[Data listing]
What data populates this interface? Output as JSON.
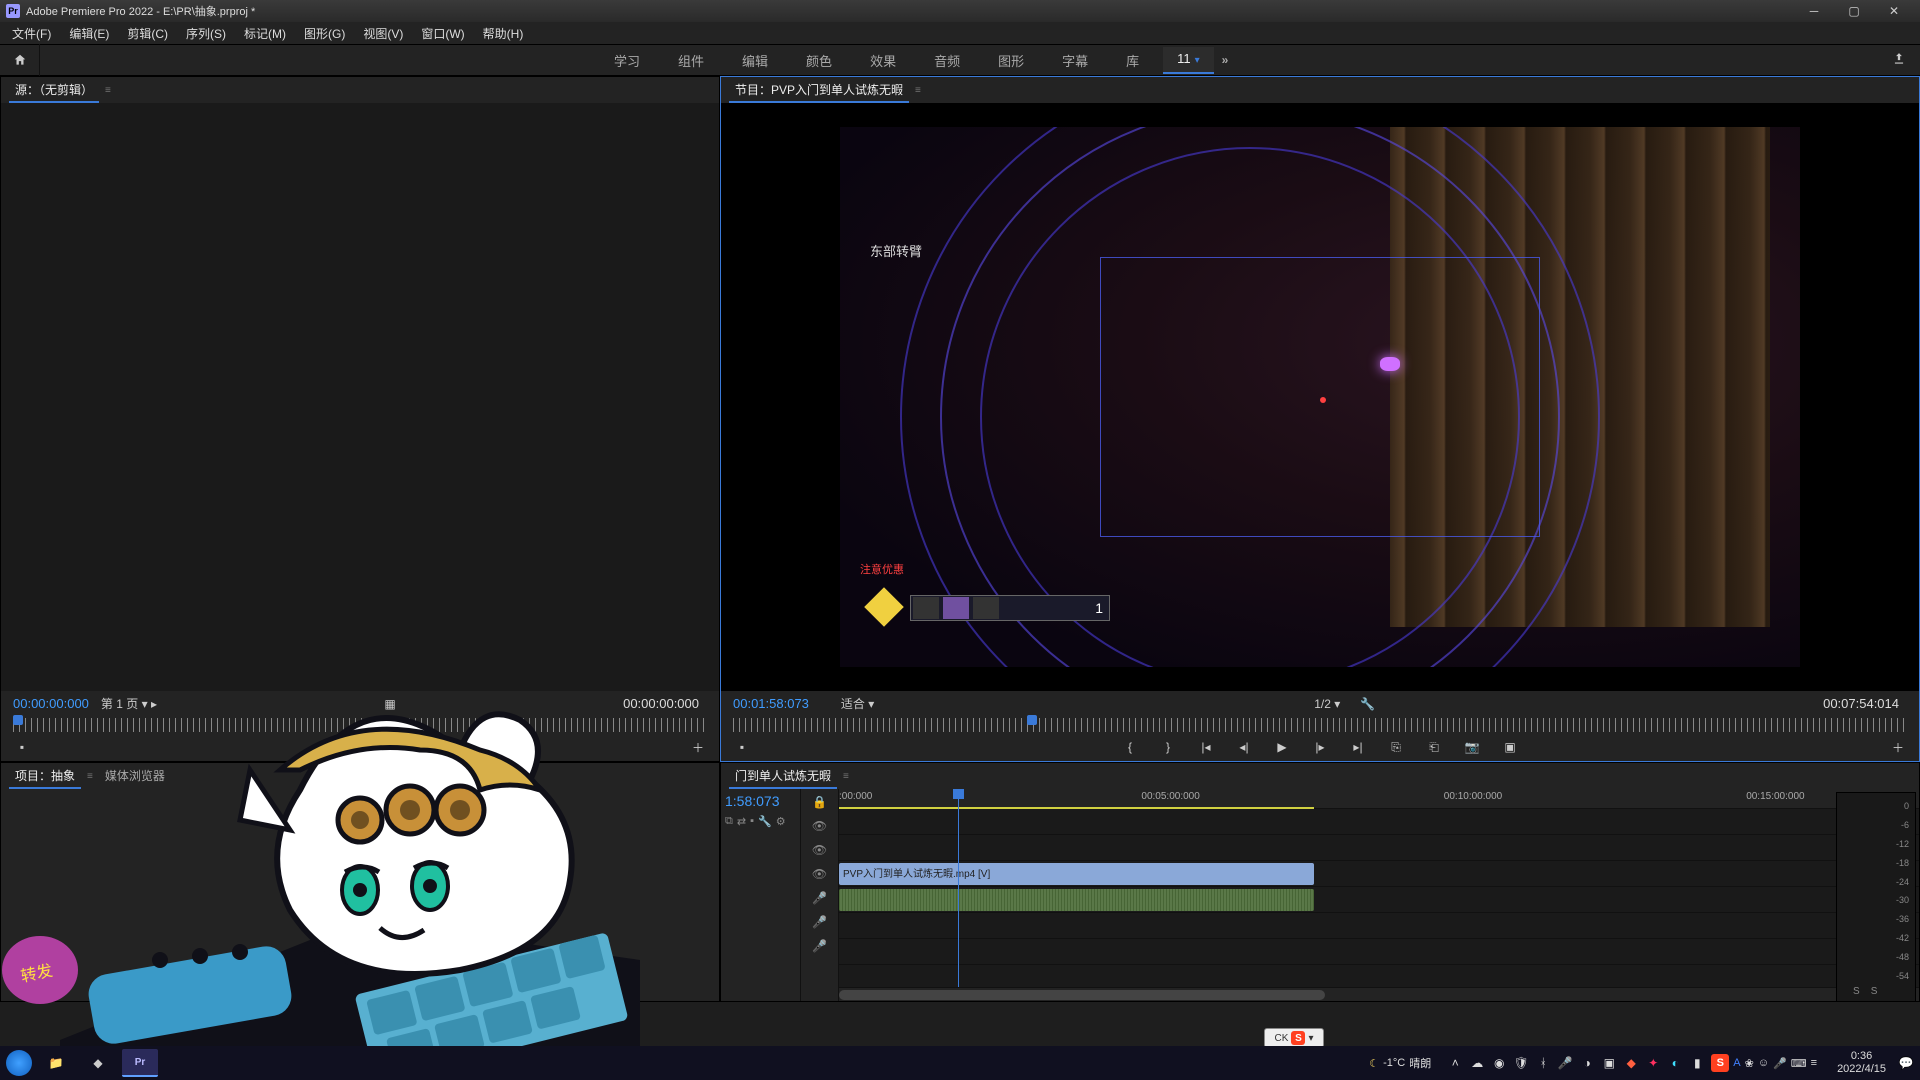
{
  "titlebar": {
    "app": "Adobe Premiere Pro 2022",
    "path": "E:\\PR\\抽象.prproj *"
  },
  "menu": [
    "文件(F)",
    "编辑(E)",
    "剪辑(C)",
    "序列(S)",
    "标记(M)",
    "图形(G)",
    "视图(V)",
    "窗口(W)",
    "帮助(H)"
  ],
  "workspaces": [
    "学习",
    "组件",
    "编辑",
    "颜色",
    "效果",
    "音频",
    "图形",
    "字幕",
    "库",
    "11"
  ],
  "workspace_active": "11",
  "source": {
    "tab": "源：（无剪辑）",
    "tc_in": "00:00:00:000",
    "page": "第 1 页",
    "tc_out": "00:00:00:000"
  },
  "program": {
    "tab_prefix": "节目：",
    "sequence": "PVP入门到单人试炼无暇",
    "tc_current": "00:01:58:073",
    "fit": "适合",
    "resolution": "1/2",
    "tc_total": "00:07:54:014",
    "overlay_label": "东部转臂",
    "hud_number": "1",
    "red_text": "注意优惠"
  },
  "project": {
    "tab_prefix": "项目：",
    "name": "抽象",
    "tab2": "媒体浏览器"
  },
  "timeline": {
    "tab": "门到单人试炼无暇",
    "tc": "1:58:073",
    "ruler": [
      {
        "label": ":00:000",
        "pct": 0
      },
      {
        "label": "00:05:00:000",
        "pct": 28
      },
      {
        "label": "00:10:00:000",
        "pct": 56
      },
      {
        "label": "00:15:00:000",
        "pct": 84
      }
    ],
    "playhead_pct": 11,
    "clip_name": "PVP入门到单人试炼无暇.mp4 [V]",
    "clip_end_pct": 44,
    "marker_end_pct": 44
  },
  "audio_meter": {
    "ticks": [
      "0",
      "-6",
      "-12",
      "-18",
      "-24",
      "-30",
      "-36",
      "-42",
      "-48",
      "-54"
    ],
    "label_left": "S",
    "label_right": "S"
  },
  "ime_popup": "CK",
  "taskbar": {
    "weather_temp": "-1°C",
    "weather_text": "晴朗",
    "time": "0:36",
    "date": "2022/4/15",
    "pr": "Pr"
  }
}
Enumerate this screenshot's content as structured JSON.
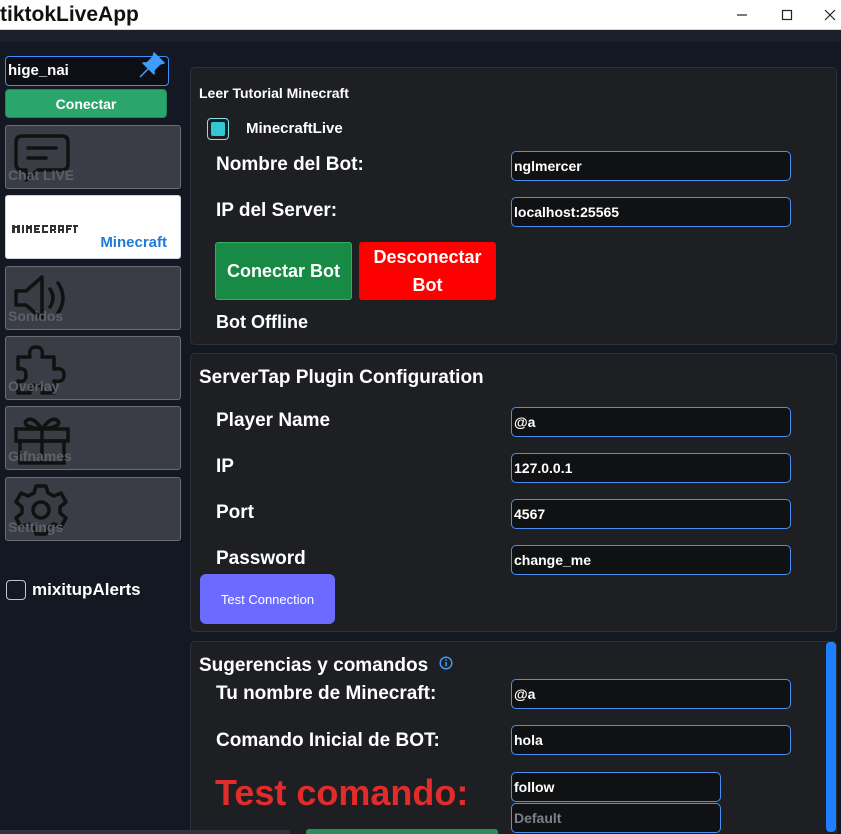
{
  "window": {
    "title": "tiktokLiveApp",
    "controls": [
      "minimize",
      "maximize",
      "close"
    ]
  },
  "sidebar": {
    "username_value": "hige_nai",
    "connect_label": "Conectar",
    "items": [
      {
        "label": "Chat LIVE",
        "icon": "chat-icon"
      },
      {
        "label": "Minecraft",
        "icon": "minecraft-logo",
        "active": true
      },
      {
        "label": "Sonidos",
        "icon": "speaker-icon"
      },
      {
        "label": "Overlay",
        "icon": "puzzle-icon"
      },
      {
        "label": "Gifnames",
        "icon": "gift-icon"
      },
      {
        "label": "Settings",
        "icon": "gear-icon"
      }
    ],
    "mixitup_label": "mixitupAlerts"
  },
  "minecraft_panel": {
    "tutorial_title": "Leer Tutorial Minecraft",
    "checkbox_label": "MinecraftLive",
    "checkbox_checked": true,
    "bot_name_label": "Nombre del Bot:",
    "bot_name_value": "nglmercer",
    "server_ip_label": "IP del Server:",
    "server_ip_value": "localhost:25565",
    "connect_bot_label": "Conectar Bot",
    "disconnect_bot_label": "Desconectar Bot",
    "status_text": "Bot Offline"
  },
  "servertap_panel": {
    "title": "ServerTap Plugin Configuration",
    "player_name_label": "Player Name",
    "player_name_value": "@a",
    "ip_label": "IP",
    "ip_value": "127.0.0.1",
    "port_label": "Port",
    "port_value": "4567",
    "password_label": "Password",
    "password_value": "change_me",
    "test_button_label": "Test Connection"
  },
  "commands_panel": {
    "title": "Sugerencias y comandos",
    "mc_name_label": "Tu nombre de Minecraft:",
    "mc_name_value": "@a",
    "initial_cmd_label": "Comando Inicial de BOT:",
    "initial_cmd_value": "hola",
    "test_label": "Test comando:",
    "test_value": "follow",
    "default_placeholder": "Default"
  },
  "colors": {
    "accent_blue": "#3f8cff",
    "connect_green": "#2aa56c",
    "bot_green": "#178a45",
    "disconnect_red": "#ff0000",
    "test_purple": "#6b6bff",
    "test_command_red": "#e22b2b",
    "checkbox_cyan": "#32c8d3"
  }
}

TASK REQUIREMENTS: Quote every entry exactly, with the pictures omitted.

CORRECT RESPONSE:
What data populates this interface? Output as JSON.
{
  "titlebar": {
    "app": "Adobe Premiere Pro 2022",
    "path": "E:\\PR\\抽象.prproj *"
  },
  "menu": [
    "文件(F)",
    "编辑(E)",
    "剪辑(C)",
    "序列(S)",
    "标记(M)",
    "图形(G)",
    "视图(V)",
    "窗口(W)",
    "帮助(H)"
  ],
  "workspaces": [
    "学习",
    "组件",
    "编辑",
    "颜色",
    "效果",
    "音频",
    "图形",
    "字幕",
    "库",
    "11"
  ],
  "workspace_active": "11",
  "source": {
    "tab": "源：（无剪辑）",
    "tc_in": "00:00:00:000",
    "page": "第 1 页",
    "tc_out": "00:00:00:000"
  },
  "program": {
    "tab_prefix": "节目：",
    "sequence": "PVP入门到单人试炼无暇",
    "tc_current": "00:01:58:073",
    "fit": "适合",
    "resolution": "1/2",
    "tc_total": "00:07:54:014",
    "overlay_label": "东部转臂",
    "hud_number": "1",
    "red_text": "注意优惠"
  },
  "project": {
    "tab_prefix": "项目：",
    "name": "抽象",
    "tab2": "媒体浏览器"
  },
  "timeline": {
    "tab": "门到单人试炼无暇",
    "tc": "1:58:073",
    "ruler": [
      {
        "label": ":00:000",
        "pct": 0
      },
      {
        "label": "00:05:00:000",
        "pct": 28
      },
      {
        "label": "00:10:00:000",
        "pct": 56
      },
      {
        "label": "00:15:00:000",
        "pct": 84
      }
    ],
    "playhead_pct": 11,
    "clip_name": "PVP入门到单人试炼无暇.mp4 [V]",
    "clip_end_pct": 44,
    "marker_end_pct": 44
  },
  "audio_meter": {
    "ticks": [
      "0",
      "-6",
      "-12",
      "-18",
      "-24",
      "-30",
      "-36",
      "-42",
      "-48",
      "-54"
    ],
    "label_left": "S",
    "label_right": "S"
  },
  "ime_popup": "CK",
  "taskbar": {
    "weather_temp": "-1°C",
    "weather_text": "晴朗",
    "time": "0:36",
    "date": "2022/4/15",
    "pr": "Pr"
  }
}
Enumerate this screenshot's content as structured JSON.
{
  "window": {
    "title": "tiktokLiveApp",
    "controls": [
      "minimize",
      "maximize",
      "close"
    ]
  },
  "sidebar": {
    "username_value": "hige_nai",
    "connect_label": "Conectar",
    "items": [
      {
        "label": "Chat LIVE",
        "icon": "chat-icon"
      },
      {
        "label": "Minecraft",
        "icon": "minecraft-logo",
        "active": true
      },
      {
        "label": "Sonidos",
        "icon": "speaker-icon"
      },
      {
        "label": "Overlay",
        "icon": "puzzle-icon"
      },
      {
        "label": "Gifnames",
        "icon": "gift-icon"
      },
      {
        "label": "Settings",
        "icon": "gear-icon"
      }
    ],
    "mixitup_label": "mixitupAlerts"
  },
  "minecraft_panel": {
    "tutorial_title": "Leer Tutorial Minecraft",
    "checkbox_label": "MinecraftLive",
    "checkbox_checked": true,
    "bot_name_label": "Nombre del Bot:",
    "bot_name_value": "nglmercer",
    "server_ip_label": "IP del Server:",
    "server_ip_value": "localhost:25565",
    "connect_bot_label": "Conectar Bot",
    "disconnect_bot_label": "Desconectar Bot",
    "status_text": "Bot Offline"
  },
  "servertap_panel": {
    "title": "ServerTap Plugin Configuration",
    "player_name_label": "Player Name",
    "player_name_value": "@a",
    "ip_label": "IP",
    "ip_value": "127.0.0.1",
    "port_label": "Port",
    "port_value": "4567",
    "password_label": "Password",
    "password_value": "change_me",
    "test_button_label": "Test Connection"
  },
  "commands_panel": {
    "title": "Sugerencias y comandos",
    "mc_name_label": "Tu nombre de Minecraft:",
    "mc_name_value": "@a",
    "initial_cmd_label": "Comando Inicial de BOT:",
    "initial_cmd_value": "hola",
    "test_label": "Test comando:",
    "test_value": "follow",
    "default_placeholder": "Default"
  },
  "colors": {
    "accent_blue": "#3f8cff",
    "connect_green": "#2aa56c",
    "bot_green": "#178a45",
    "disconnect_red": "#ff0000",
    "test_purple": "#6b6bff",
    "test_command_red": "#e22b2b",
    "checkbox_cyan": "#32c8d3"
  }
}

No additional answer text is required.